## EXERCISE REQUIREMENTS
Tally up the lines where the string "trong" appears; reply with the number only.

Saved entries

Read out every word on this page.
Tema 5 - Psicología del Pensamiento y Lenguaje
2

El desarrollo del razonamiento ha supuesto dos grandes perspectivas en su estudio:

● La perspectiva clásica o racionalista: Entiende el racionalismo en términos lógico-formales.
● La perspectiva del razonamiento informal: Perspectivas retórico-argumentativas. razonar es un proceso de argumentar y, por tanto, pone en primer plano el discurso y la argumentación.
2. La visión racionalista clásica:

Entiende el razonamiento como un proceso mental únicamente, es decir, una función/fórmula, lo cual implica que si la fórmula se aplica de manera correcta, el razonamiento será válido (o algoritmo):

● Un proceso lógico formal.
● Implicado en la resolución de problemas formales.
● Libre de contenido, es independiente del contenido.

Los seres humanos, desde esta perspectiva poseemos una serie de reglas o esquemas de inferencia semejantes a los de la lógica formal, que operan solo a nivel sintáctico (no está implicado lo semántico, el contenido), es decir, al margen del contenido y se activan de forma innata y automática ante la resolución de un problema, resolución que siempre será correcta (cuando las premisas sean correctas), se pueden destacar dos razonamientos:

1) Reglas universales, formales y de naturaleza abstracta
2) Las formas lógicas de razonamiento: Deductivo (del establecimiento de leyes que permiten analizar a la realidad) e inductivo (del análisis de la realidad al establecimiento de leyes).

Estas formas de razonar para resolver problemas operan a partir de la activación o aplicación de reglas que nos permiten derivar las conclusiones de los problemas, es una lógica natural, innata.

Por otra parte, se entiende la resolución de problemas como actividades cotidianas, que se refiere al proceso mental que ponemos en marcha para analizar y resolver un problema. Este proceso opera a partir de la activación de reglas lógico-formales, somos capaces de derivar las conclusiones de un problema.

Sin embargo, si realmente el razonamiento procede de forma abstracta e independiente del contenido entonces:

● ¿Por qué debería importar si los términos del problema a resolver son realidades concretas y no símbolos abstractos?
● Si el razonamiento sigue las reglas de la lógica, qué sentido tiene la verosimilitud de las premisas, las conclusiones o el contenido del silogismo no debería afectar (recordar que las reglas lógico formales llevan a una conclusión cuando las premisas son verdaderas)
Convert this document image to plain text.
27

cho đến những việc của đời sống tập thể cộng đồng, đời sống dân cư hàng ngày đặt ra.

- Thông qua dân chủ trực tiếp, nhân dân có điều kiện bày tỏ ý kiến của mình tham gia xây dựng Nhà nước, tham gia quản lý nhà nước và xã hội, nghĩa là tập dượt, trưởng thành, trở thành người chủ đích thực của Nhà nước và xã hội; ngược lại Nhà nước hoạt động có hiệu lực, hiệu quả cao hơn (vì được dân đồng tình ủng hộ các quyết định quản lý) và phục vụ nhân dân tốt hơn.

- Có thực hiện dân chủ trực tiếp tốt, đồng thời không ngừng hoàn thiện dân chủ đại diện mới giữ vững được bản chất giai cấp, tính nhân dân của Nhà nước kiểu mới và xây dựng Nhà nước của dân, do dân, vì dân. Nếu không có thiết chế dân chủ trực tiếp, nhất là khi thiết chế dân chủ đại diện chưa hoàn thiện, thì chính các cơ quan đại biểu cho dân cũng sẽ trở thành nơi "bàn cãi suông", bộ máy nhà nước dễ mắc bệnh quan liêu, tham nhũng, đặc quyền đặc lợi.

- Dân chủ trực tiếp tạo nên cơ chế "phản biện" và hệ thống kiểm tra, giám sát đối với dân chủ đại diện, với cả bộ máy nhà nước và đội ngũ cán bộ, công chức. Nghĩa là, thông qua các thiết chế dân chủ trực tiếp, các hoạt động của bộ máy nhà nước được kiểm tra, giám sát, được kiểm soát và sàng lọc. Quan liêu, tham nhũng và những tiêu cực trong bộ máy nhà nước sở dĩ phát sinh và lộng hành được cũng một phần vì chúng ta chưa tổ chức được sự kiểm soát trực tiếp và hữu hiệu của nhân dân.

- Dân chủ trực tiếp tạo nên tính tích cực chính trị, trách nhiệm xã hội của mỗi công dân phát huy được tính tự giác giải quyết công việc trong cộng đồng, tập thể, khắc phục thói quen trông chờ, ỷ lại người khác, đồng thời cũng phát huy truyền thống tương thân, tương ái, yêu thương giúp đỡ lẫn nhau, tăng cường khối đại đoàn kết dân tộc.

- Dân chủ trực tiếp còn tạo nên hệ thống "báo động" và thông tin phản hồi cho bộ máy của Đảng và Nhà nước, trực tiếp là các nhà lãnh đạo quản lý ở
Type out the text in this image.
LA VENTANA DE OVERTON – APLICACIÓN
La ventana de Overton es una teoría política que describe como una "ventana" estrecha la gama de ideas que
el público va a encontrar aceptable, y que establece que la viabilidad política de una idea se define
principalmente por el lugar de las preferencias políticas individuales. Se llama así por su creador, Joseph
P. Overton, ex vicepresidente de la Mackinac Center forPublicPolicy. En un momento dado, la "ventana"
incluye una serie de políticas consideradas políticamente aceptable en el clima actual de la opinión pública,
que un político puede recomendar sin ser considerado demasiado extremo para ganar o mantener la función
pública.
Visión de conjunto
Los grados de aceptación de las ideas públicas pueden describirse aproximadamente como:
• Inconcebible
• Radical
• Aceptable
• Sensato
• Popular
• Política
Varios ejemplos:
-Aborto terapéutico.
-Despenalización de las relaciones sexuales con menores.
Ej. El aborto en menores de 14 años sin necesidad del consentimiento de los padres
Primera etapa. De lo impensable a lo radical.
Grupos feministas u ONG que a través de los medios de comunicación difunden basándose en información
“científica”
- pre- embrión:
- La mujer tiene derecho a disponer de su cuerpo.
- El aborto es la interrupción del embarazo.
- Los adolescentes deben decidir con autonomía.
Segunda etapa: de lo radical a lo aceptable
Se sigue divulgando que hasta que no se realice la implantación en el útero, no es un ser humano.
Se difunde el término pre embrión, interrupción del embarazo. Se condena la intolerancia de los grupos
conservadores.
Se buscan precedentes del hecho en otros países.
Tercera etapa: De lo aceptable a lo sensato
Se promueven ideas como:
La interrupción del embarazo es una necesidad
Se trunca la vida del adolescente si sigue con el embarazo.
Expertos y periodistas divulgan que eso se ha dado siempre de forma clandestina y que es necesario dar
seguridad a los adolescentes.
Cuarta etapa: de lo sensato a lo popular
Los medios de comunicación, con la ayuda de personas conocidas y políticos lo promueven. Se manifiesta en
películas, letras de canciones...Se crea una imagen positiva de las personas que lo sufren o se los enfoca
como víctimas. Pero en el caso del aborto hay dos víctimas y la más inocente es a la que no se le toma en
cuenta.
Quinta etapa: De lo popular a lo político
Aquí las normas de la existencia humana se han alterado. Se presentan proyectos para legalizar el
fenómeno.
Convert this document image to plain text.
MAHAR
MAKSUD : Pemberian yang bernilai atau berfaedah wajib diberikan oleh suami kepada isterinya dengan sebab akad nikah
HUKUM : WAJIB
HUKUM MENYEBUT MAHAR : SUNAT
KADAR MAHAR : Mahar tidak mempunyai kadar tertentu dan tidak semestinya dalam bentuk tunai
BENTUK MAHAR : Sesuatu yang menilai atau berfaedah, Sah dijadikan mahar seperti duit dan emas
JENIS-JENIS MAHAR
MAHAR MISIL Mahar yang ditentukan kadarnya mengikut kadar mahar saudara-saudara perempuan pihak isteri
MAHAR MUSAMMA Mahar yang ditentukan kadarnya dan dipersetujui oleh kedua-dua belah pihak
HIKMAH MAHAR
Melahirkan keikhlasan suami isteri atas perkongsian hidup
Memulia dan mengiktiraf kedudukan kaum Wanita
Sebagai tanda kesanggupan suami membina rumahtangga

## CORRECT RESPONSE
2